Consigne a: Mettez toutes les lignes de la liste dans un tableau Markdown à deux colonnes, « Numéro » et « Ligne », la première indiquant le rang de chaque ligne et les lignes vides étant omises. Laissez les images hors du tableau.
┌─ Extrait choisi
Sur Twitter, cette dérive est effrayante. Pour prendre l'exemple de Nicolas Sarkozy qui a été ces derniers jours dans la tourmente avec sa garde à vue et sa mise en examen, je conçois tout à fait qu'on dénie la validité de mes points de vue, même qu'on m'accuse de partialité, mais à condition que soi-même on ne soit pas enfermé dans une inconditionnalité totalement ignorante qui n'a pour argument que le soutien systématique à l'ancien président mythifié par la nostalgie. Je sais ce que je lis puisque je réponds à tout mais souvent en pure perte tant à quelques exceptions près le bonheur est de haïr celui qui s'exprime plutôt que de battre en brèche le fond de son propos. Les torrents de saletés déversés comme une boue mais il ne faut pas céder ! Refuser si peu que ce soit de succomber à la moindre vulgarité de la forme.

Sans doute y a-t-il d'autres explications à ce tarissement du débat pur. Notamment que ce dernier n'est pas perçu par beaucoup comme une chance mais comme une entrave à un désir de demeurer seul dans sa conviction et ses préjugés.

La passion d'une globalité confortable qui n'oblige pas à discriminer dans son esprit la règle et l'exception, le général et le particulier a trop souvent pour conséquence la répudiation de la nuance, du velours qui vient adoucir le raide de l'affirmation brute, de la finesse et de cette ouverture qui peut laisser heureusement une place à la parole du contradicteur. Il convient également - ce n'est pas simple - d'octroyer presque plus de prix à l'autre et à son apport, même si on le discute, qu'à soi et à son impérialisme autarcique.

Le débat dans son essence, pour espérer sa plénitude, nécessite aussi, ce qu'on oublie trop souvent, des espaces et des mondes de tous registres : pas seulement trois penseurs de même tonalité qui se battent en duel mais au contraire un pluralisme antagoniste, divers et contrasté.
└─
┌─ Liste fournie
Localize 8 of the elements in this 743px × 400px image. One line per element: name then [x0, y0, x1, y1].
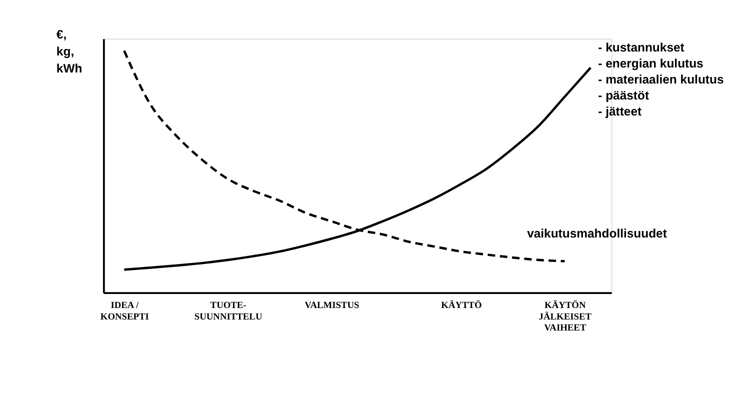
- x-tick-label: TUOTE- SUUNNITTELU: [194, 301, 262, 322]
- y-axis-title: €, kg, kWh: [56, 28, 82, 76]
- x-tick-label: KÄYTTÖ: [441, 300, 482, 312]
- x-tick-label: VALMISTUS: [304, 301, 360, 312]
- x-tick-label: IDEA / KONSEPTI: [100, 301, 150, 322]
- series-label: - kustannukset - energian kulutus - materiaalien kulutus - päästöt - jätteet: [598, 40, 724, 119]
- series-label: vaikutusmahdollisuudet: [527, 226, 667, 241]
- x-tick-label: KÄYTÖN JÄLKEISET VAIHEET: [538, 300, 592, 334]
└─
Consigne b: Rédigez la suite de l'extrait sur l'appauvrissement du débat, en reprenant juste après sa dernière phrase.

Réponse rédigée a:
| Numéro | Ligne |
|---|---|
| 1 | Localize 8 of the elements in this 743px × 400px image. One line per element: name then [x0, y0, x1, y1]. |
| 2 | - x-tick-label: TUOTE- SUUNNITTELU: [194, 301, 262, 322] |
| 3 | - y-axis-title: €, kg, kWh: [56, 28, 82, 76] |
| 4 | - x-tick-label: KÄYTTÖ: [441, 300, 482, 312] |
| 5 | - x-tick-label: VALMISTUS: [304, 301, 360, 312] |
| 6 | - x-tick-label: IDEA / KONSEPTI: [100, 301, 150, 322] |
| 7 | - series-label: - kustannukset - energian kulutus - materiaalien kulutus - päästöt - jätteet: [598, 40, 724, 119] |
| 8 | - series-label: vaikutusmahdollisuudet: [527, 226, 667, 241] |
| 9 | - x-tick-label: KÄYTÖN JÄLKEISET VAIHEET: [538, 300, 592, 334] |

Réponse rédigée b:
La liberté d'expression, le respect d'autrui, le plaisir de l'effervescence intellectuelle, le goût du pluralisme, l'irrigation par une culture générale constituent autant de données et de dispositions dont l'incarnation me comble partout où le débat est offert, dans tous les espaces où il prospère.

L'exercice auquel je me livre depuis 2005 avec mon blog Justice au singulier est un formidable exutoire pour moi qui suis autorisé à ne chercher de la cohérence qu'en moi-même sans qu'artificielle, elle me soit imposée de l'extérieur. Aujourd'hui ne suivra pas forcément les traces d'hier et demain celles de maintenant. C'est dans cette imprévisibilité que la liberté de l'esprit et l'esprit de liberté résident.

La finalité de ce blog, lieu de débat privilégié, ne réside pas seulement dans l'épanouissement du rédacteur des billets mais dans la volonté de laisser se déployer aussi l'alacrité et l'inventivité de mes commentateurs qui en général, dans une forme répudiant la vulgarité des mots, ne se laissent pas aller à pourfendre les êtres plutôt que leurs idées quand ils les désapprouvent.

Rien ne me rend plus fier de cette activité que d'apprendre que certains de mes contributeurs censurés ailleurs trouvent dans mon blog un accueil et une tolérance rares. Je sais que la plupart des sites et des blogs utilisent la modération automatique des commentaires par mots-clés, tandis que j'ai la chance d'être assisté par une modératrice exceptionnelle, humaine, qui passe trois à quatre heures par jour - sans une exception depuis plus de douze ans ! - pour lire puis publier les commentaires en corrigeant en plus toutes les erreurs de forme. C'est une énorme différence entre le robot trop systématique et la clairvoyance au détail.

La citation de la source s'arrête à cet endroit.